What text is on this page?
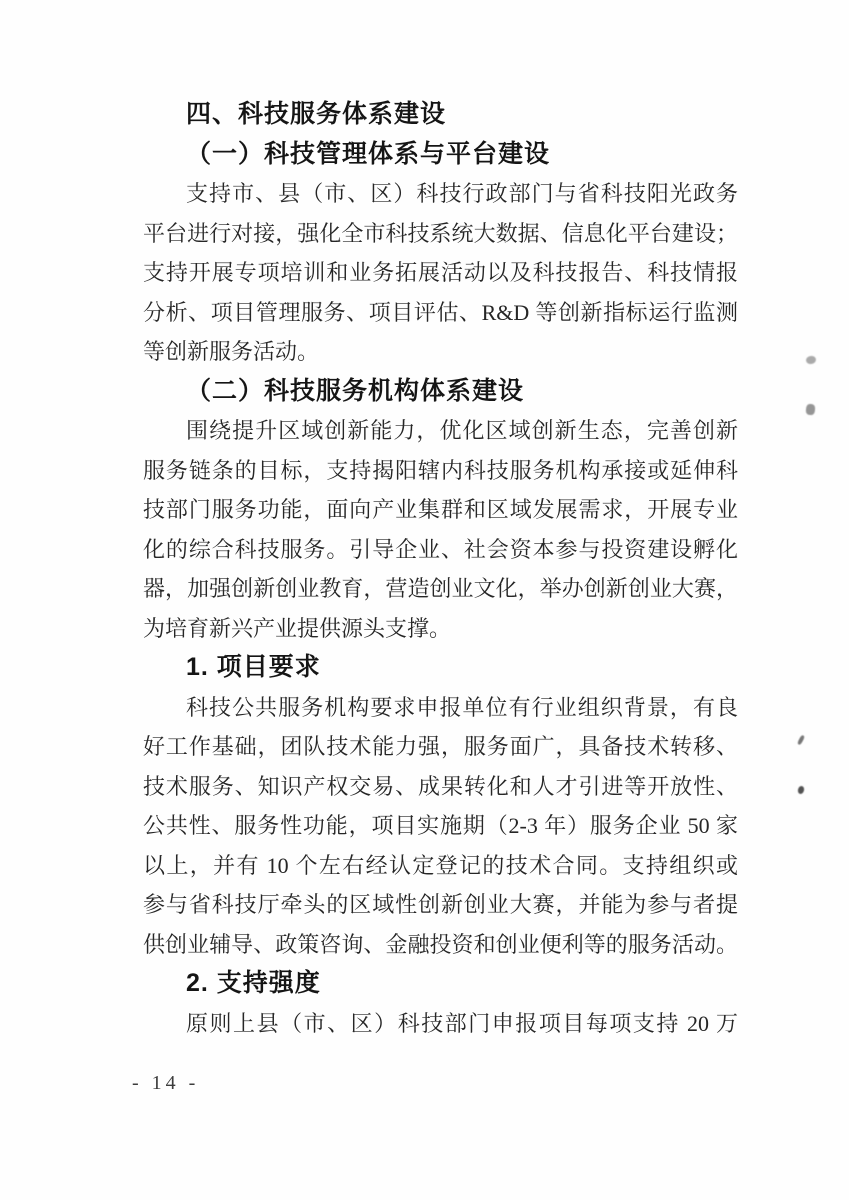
四、科技服务体系建设
（一）科技管理体系与平台建设
支持市、县（市、区）科技行政部门与省科技阳光政务
平台进行对接，强化全市科技系统大数据、信息化平台建设；
支持开展专项培训和业务拓展活动以及科技报告、科技情报
分析、项目管理服务、项目评估、R&D 等创新指标运行监测
等创新服务活动。
（二）科技服务机构体系建设
围绕提升区域创新能力，优化区域创新生态，完善创新
服务链条的目标，支持揭阳辖内科技服务机构承接或延伸科
技部门服务功能，面向产业集群和区域发展需求，开展专业
化的综合科技服务。引导企业、社会资本参与投资建设孵化
器，加强创新创业教育，营造创业文化，举办创新创业大赛，
为培育新兴产业提供源头支撑。
1. 项目要求
科技公共服务机构要求申报单位有行业组织背景，有良
好工作基础，团队技术能力强，服务面广，具备技术转移、
技术服务、知识产权交易、成果转化和人才引进等开放性、
公共性、服务性功能，项目实施期（2-3 年）服务企业 50 家
以上，并有 10 个左右经认定登记的技术合同。支持组织或
参与省科技厅牵头的区域性创新创业大赛，并能为参与者提
供创业辅导、政策咨询、金融投资和创业便利等的服务活动。
2. 支持强度
原则上县（市、区）科技部门申报项目每项支持 20 万
- 14 -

========================

WORK TO BE COMPLETED: Every record above must be given again exactly; drop the pictures.

WRITTEN ANSWER:
What text is on this page?
四、科技服务体系建设
（一）科技管理体系与平台建设
支持市、县（市、区）科技行政部门与省科技阳光政务
平台进行对接，强化全市科技系统大数据、信息化平台建设；
支持开展专项培训和业务拓展活动以及科技报告、科技情报
分析、项目管理服务、项目评估、R&D 等创新指标运行监测
等创新服务活动。
（二）科技服务机构体系建设
围绕提升区域创新能力，优化区域创新生态，完善创新
服务链条的目标，支持揭阳辖内科技服务机构承接或延伸科
技部门服务功能，面向产业集群和区域发展需求，开展专业
化的综合科技服务。引导企业、社会资本参与投资建设孵化
器，加强创新创业教育，营造创业文化，举办创新创业大赛，
为培育新兴产业提供源头支撑。
1. 项目要求
科技公共服务机构要求申报单位有行业组织背景，有良
好工作基础，团队技术能力强，服务面广，具备技术转移、
技术服务、知识产权交易、成果转化和人才引进等开放性、
公共性、服务性功能，项目实施期（2-3 年）服务企业 50 家
以上，并有 10 个左右经认定登记的技术合同。支持组织或
参与省科技厅牵头的区域性创新创业大赛，并能为参与者提
供创业辅导、政策咨询、金融投资和创业便利等的服务活动。
2. 支持强度
原则上县（市、区）科技部门申报项目每项支持 20 万
- 14 -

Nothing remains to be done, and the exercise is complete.